## PROBLEM DESCRIPTION
Only a number is expected: how many lines in the data below contain the word "that".

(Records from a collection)
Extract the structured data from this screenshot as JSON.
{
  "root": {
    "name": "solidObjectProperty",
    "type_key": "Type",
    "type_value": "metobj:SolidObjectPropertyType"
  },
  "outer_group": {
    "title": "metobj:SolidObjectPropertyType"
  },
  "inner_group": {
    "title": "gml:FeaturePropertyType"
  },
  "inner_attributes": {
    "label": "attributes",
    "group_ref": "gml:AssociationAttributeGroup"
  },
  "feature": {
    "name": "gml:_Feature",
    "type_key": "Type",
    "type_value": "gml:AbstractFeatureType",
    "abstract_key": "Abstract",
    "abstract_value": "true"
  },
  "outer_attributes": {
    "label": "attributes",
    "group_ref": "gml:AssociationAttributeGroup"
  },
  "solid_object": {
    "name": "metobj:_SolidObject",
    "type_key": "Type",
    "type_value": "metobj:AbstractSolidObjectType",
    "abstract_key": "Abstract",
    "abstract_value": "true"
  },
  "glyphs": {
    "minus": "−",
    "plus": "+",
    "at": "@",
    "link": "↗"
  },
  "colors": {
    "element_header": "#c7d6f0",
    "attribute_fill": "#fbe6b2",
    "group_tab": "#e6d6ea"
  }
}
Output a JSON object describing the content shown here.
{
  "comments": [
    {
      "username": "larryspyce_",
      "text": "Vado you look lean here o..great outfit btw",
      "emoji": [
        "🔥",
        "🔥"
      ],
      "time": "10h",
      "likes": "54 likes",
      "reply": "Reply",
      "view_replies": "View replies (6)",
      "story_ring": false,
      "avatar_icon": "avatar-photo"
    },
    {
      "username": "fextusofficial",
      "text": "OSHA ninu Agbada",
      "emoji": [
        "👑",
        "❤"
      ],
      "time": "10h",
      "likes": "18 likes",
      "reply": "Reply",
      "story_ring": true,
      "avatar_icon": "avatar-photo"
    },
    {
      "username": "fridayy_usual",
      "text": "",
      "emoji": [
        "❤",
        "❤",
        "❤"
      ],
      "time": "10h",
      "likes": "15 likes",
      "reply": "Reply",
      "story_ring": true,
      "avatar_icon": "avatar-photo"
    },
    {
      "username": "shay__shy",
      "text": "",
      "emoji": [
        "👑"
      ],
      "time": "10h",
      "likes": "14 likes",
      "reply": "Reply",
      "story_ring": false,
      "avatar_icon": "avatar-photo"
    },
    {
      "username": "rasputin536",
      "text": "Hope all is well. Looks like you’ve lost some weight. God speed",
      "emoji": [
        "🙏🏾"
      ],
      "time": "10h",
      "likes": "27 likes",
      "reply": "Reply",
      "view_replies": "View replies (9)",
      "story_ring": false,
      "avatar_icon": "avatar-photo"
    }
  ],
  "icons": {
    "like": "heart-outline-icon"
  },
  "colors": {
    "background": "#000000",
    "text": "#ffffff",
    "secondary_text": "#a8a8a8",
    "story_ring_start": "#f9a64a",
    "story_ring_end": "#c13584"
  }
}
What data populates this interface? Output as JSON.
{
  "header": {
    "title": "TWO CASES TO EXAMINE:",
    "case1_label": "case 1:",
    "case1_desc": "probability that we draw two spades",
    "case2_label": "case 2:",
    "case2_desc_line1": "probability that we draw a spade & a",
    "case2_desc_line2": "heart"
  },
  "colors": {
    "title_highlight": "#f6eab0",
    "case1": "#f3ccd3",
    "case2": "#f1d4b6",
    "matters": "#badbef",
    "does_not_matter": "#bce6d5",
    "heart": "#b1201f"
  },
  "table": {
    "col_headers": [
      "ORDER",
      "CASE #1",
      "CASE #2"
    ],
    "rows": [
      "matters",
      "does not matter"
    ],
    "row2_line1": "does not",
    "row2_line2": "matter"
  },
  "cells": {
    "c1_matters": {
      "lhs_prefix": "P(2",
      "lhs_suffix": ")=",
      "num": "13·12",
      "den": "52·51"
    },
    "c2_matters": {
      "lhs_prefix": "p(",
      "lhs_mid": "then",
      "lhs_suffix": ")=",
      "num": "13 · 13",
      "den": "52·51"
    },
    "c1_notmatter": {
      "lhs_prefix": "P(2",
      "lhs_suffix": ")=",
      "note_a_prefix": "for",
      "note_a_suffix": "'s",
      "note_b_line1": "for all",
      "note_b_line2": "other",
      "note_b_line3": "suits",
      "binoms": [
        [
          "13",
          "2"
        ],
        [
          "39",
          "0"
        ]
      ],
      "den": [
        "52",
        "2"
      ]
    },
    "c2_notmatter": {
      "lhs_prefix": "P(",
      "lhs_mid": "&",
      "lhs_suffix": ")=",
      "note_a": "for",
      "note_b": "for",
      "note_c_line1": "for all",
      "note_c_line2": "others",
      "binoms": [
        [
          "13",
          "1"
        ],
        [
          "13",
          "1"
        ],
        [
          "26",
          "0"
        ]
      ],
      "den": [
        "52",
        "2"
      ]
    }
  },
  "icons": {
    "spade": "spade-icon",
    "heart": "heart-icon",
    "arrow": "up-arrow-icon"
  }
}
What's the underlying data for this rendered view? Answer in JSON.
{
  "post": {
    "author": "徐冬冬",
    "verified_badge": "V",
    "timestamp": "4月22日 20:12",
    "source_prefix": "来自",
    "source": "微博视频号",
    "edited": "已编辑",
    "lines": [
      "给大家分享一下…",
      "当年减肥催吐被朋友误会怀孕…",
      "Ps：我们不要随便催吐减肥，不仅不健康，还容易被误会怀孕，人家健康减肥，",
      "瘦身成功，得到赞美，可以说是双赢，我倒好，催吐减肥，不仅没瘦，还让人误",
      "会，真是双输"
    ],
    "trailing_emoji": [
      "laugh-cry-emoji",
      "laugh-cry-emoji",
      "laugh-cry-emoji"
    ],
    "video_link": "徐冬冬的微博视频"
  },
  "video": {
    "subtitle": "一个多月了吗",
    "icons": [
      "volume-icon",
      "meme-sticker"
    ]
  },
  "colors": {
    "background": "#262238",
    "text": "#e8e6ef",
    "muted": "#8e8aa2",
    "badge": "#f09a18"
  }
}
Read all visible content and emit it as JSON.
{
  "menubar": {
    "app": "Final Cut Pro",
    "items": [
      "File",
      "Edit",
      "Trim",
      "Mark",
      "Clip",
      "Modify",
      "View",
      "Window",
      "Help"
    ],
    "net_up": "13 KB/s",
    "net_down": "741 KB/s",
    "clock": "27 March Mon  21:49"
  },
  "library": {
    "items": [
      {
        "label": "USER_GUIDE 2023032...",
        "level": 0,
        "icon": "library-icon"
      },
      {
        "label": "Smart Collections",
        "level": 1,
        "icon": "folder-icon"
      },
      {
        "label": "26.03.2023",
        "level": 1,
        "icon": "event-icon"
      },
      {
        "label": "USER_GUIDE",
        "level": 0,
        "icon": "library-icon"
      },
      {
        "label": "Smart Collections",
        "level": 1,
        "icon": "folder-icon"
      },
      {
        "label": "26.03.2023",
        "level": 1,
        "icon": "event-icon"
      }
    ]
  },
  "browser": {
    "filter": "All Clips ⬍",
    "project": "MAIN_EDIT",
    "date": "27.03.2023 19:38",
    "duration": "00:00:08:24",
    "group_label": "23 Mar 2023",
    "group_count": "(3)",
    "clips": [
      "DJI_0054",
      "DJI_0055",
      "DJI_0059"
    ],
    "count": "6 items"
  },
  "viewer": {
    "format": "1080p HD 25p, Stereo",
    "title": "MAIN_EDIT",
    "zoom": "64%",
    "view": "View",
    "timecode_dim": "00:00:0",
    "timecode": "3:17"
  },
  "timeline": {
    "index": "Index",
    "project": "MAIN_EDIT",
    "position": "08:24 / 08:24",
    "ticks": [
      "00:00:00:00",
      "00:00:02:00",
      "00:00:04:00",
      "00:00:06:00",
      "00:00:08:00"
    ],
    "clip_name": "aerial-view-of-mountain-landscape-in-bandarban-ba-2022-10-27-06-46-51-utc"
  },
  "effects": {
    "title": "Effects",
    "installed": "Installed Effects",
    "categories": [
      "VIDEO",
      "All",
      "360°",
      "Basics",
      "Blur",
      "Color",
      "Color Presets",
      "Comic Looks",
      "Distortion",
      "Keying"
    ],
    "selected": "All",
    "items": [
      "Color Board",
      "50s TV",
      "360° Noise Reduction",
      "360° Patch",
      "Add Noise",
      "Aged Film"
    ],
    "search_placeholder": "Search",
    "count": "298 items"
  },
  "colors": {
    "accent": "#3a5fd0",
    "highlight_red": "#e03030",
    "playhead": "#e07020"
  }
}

## RESULT FOR THIS TASK
2